(Extracted records)
#####
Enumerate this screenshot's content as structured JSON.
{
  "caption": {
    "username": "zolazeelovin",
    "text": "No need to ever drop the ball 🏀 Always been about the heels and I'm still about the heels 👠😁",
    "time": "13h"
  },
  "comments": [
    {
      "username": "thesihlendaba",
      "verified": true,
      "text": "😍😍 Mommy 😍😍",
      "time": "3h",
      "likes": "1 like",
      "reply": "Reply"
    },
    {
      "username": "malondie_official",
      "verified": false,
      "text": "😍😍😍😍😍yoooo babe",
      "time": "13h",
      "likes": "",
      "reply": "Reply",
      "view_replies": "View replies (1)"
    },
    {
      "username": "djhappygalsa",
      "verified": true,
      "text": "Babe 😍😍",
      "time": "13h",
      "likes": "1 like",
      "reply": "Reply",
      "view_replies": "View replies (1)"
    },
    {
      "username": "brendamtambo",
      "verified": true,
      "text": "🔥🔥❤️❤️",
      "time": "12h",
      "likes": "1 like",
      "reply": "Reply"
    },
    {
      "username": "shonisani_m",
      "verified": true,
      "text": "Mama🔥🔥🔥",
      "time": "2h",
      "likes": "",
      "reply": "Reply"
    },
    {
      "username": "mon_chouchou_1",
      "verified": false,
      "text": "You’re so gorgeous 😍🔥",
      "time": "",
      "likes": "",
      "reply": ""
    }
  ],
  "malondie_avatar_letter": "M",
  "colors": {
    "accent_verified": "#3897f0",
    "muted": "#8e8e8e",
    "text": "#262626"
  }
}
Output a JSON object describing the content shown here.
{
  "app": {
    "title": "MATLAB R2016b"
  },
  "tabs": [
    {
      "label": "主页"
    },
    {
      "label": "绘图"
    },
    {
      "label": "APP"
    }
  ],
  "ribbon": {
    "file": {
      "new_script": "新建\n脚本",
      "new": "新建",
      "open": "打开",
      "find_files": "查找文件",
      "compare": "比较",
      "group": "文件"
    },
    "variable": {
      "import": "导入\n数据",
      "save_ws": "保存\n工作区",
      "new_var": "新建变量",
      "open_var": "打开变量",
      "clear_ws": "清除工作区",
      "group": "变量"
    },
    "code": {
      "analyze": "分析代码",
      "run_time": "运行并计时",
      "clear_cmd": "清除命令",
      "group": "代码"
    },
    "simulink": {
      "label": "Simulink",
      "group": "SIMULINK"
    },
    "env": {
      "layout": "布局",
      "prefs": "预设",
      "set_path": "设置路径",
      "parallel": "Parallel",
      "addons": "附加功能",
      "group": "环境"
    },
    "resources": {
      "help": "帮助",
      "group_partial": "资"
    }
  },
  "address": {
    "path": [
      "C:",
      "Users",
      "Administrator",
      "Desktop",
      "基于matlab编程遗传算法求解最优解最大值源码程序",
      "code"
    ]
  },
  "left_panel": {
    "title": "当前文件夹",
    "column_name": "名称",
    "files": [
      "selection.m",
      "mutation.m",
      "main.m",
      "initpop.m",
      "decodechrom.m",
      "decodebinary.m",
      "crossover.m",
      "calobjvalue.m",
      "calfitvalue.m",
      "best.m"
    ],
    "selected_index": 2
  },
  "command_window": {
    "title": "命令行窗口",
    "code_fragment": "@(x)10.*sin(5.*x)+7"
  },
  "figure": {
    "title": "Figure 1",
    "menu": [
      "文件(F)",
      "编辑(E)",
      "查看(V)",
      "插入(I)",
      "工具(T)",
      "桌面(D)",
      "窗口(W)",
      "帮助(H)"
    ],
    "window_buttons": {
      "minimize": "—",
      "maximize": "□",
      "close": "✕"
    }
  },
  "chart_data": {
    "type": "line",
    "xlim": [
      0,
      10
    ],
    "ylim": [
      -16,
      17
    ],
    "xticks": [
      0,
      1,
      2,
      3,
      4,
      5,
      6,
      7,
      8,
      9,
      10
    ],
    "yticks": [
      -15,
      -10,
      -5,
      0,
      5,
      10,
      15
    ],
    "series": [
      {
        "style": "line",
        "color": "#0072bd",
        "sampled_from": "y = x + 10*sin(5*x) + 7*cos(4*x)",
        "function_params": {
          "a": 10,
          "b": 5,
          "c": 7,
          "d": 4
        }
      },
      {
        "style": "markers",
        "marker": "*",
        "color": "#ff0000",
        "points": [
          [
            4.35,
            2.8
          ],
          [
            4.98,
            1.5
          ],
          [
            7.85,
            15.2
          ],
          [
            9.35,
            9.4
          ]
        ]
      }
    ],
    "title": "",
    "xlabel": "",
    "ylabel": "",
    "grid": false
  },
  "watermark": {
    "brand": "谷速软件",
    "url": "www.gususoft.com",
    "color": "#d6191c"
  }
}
#####
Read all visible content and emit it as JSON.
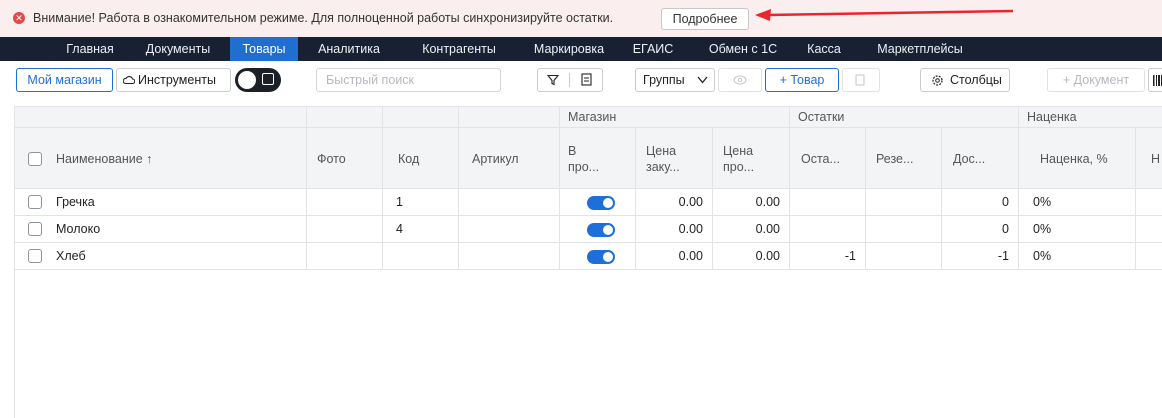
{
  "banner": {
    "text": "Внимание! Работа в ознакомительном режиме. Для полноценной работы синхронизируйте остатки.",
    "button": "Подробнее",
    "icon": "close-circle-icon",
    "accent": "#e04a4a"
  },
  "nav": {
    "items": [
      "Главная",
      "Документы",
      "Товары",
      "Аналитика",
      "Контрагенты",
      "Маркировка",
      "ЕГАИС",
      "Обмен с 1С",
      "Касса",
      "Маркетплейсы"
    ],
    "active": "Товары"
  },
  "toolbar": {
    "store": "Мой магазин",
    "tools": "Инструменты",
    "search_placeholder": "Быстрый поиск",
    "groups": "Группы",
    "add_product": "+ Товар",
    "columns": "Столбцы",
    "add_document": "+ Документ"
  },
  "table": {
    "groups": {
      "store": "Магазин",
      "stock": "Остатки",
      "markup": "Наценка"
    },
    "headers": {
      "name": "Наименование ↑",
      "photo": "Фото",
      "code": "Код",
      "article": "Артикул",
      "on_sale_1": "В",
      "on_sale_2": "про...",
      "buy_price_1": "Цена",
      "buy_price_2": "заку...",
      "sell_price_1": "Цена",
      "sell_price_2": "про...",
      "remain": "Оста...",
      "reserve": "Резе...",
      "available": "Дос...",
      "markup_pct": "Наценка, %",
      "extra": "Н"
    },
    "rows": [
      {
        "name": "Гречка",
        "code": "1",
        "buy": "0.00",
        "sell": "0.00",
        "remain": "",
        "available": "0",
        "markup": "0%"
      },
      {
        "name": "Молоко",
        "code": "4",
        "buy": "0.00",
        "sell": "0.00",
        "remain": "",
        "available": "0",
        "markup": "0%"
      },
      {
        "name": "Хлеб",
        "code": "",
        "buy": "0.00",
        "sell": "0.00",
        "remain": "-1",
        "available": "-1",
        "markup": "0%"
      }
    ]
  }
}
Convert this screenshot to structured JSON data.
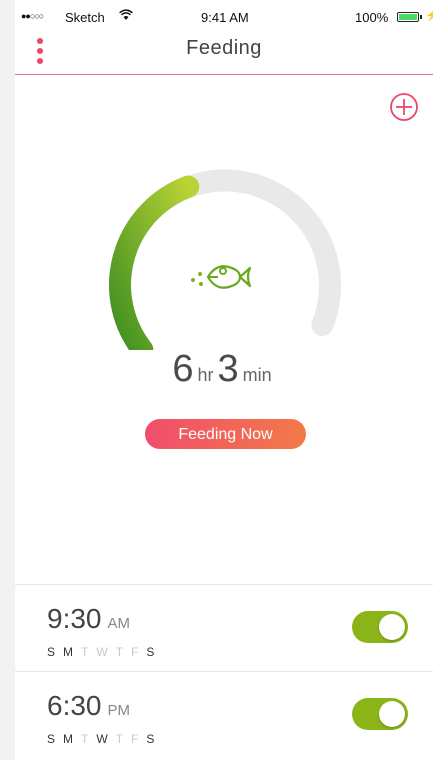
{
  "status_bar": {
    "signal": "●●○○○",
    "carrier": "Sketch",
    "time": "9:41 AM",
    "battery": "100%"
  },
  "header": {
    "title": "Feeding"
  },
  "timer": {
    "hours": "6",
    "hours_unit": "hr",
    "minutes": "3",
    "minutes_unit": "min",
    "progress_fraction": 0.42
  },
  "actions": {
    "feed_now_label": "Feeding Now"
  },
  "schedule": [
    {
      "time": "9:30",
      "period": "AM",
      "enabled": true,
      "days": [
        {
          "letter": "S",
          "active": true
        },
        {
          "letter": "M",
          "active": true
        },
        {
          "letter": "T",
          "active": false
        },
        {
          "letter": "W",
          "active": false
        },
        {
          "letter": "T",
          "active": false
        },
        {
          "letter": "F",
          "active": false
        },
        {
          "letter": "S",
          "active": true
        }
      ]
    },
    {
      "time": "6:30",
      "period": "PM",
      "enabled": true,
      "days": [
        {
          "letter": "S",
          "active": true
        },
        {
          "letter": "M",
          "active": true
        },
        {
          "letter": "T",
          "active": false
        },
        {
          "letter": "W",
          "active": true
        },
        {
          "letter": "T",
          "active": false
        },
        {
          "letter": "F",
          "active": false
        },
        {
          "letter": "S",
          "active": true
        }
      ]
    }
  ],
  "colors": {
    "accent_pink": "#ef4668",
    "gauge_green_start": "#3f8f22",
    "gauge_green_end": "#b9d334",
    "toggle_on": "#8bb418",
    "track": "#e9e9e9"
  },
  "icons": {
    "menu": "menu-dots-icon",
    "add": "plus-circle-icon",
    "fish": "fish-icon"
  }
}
#####
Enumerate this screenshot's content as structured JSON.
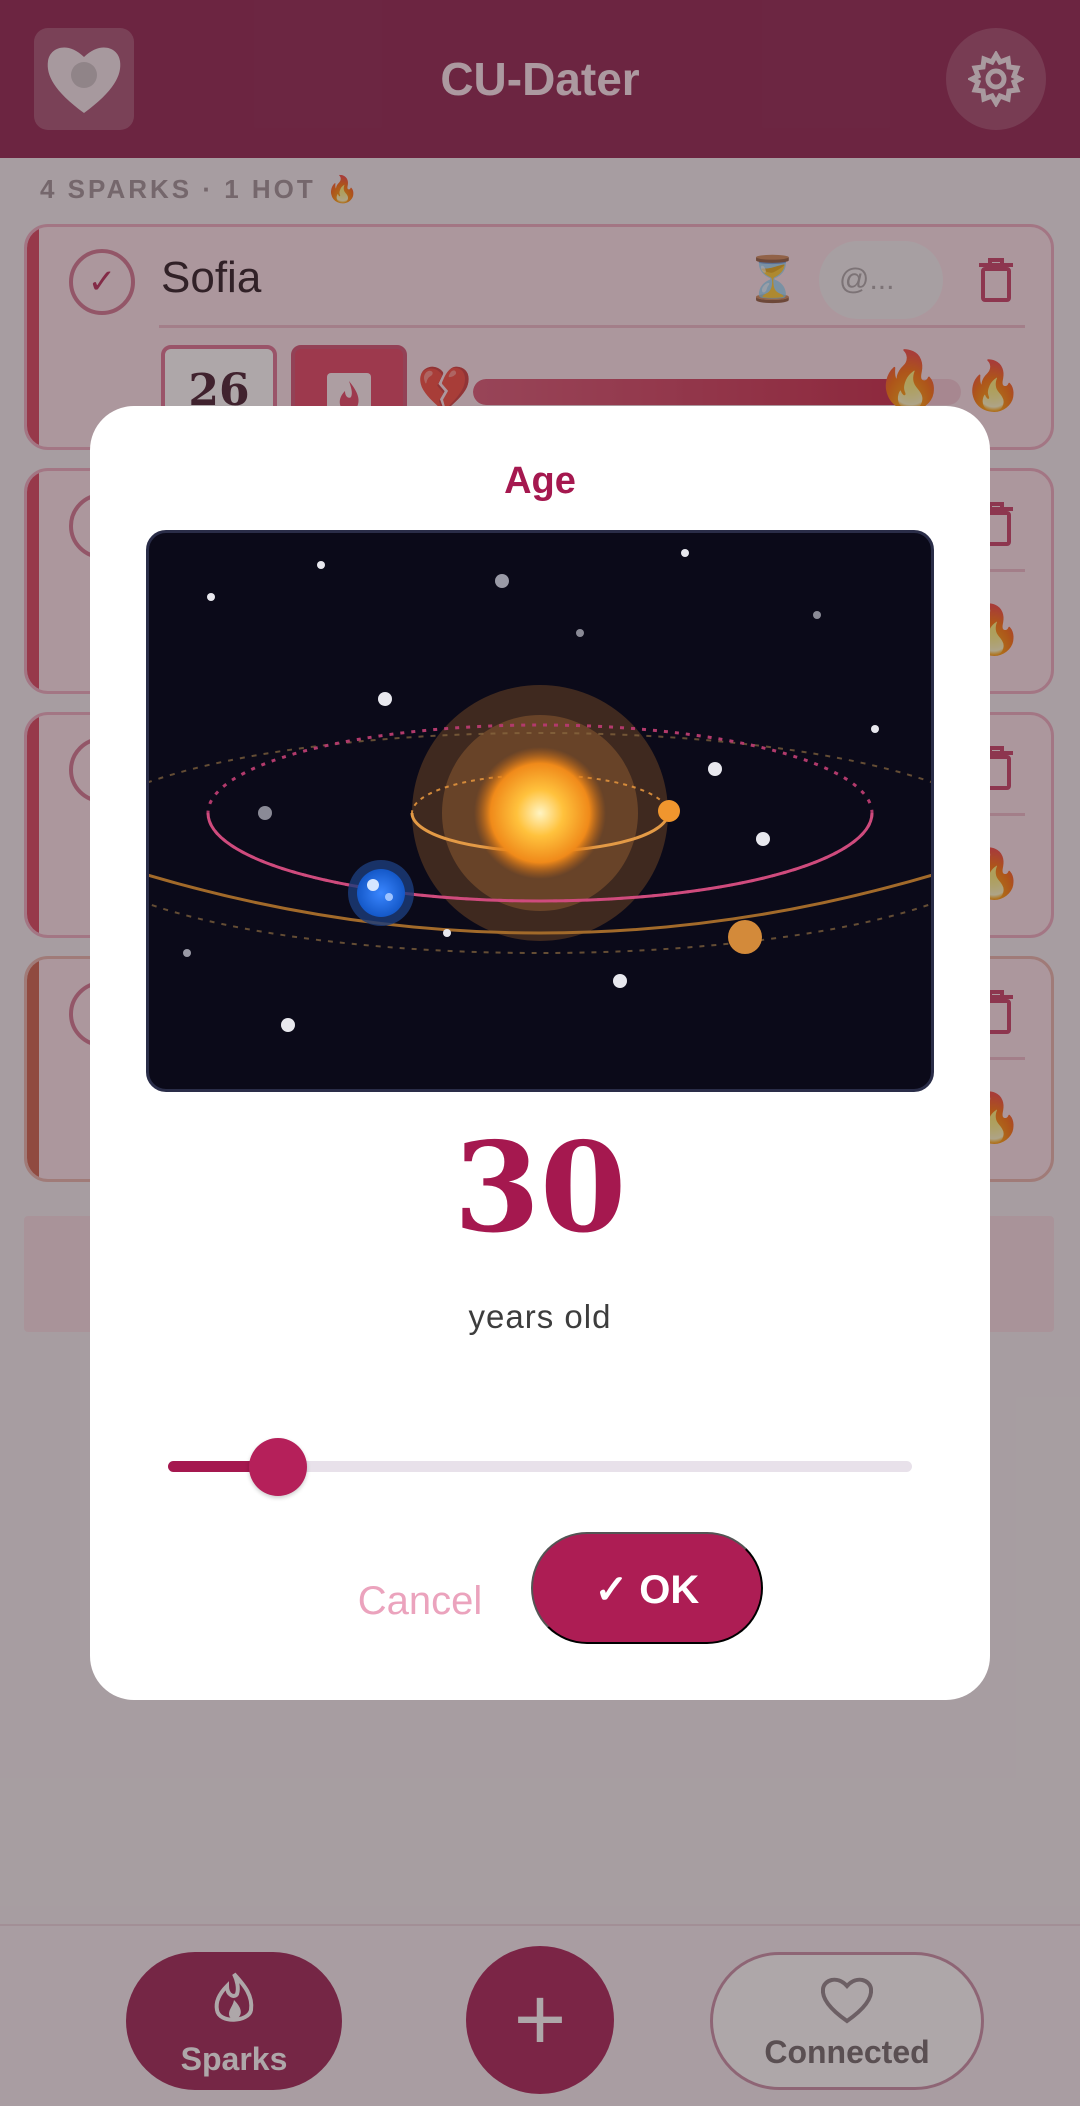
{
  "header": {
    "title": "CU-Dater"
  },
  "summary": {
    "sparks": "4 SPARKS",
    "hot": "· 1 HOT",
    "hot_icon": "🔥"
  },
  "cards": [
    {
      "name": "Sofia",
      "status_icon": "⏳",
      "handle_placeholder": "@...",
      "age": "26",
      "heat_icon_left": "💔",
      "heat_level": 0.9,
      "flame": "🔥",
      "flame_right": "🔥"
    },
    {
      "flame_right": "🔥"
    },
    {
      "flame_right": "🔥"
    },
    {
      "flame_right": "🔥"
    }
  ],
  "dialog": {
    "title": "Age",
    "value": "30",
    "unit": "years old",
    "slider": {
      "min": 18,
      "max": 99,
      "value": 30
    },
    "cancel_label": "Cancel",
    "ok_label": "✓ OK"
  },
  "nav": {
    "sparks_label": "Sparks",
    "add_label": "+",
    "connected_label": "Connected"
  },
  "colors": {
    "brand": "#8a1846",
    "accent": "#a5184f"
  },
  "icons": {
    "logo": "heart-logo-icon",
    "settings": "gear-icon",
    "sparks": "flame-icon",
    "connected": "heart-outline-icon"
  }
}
#####
*Do this:* Report the number of lines above that contain the word "text", and only that number.

*Response to the task:* 9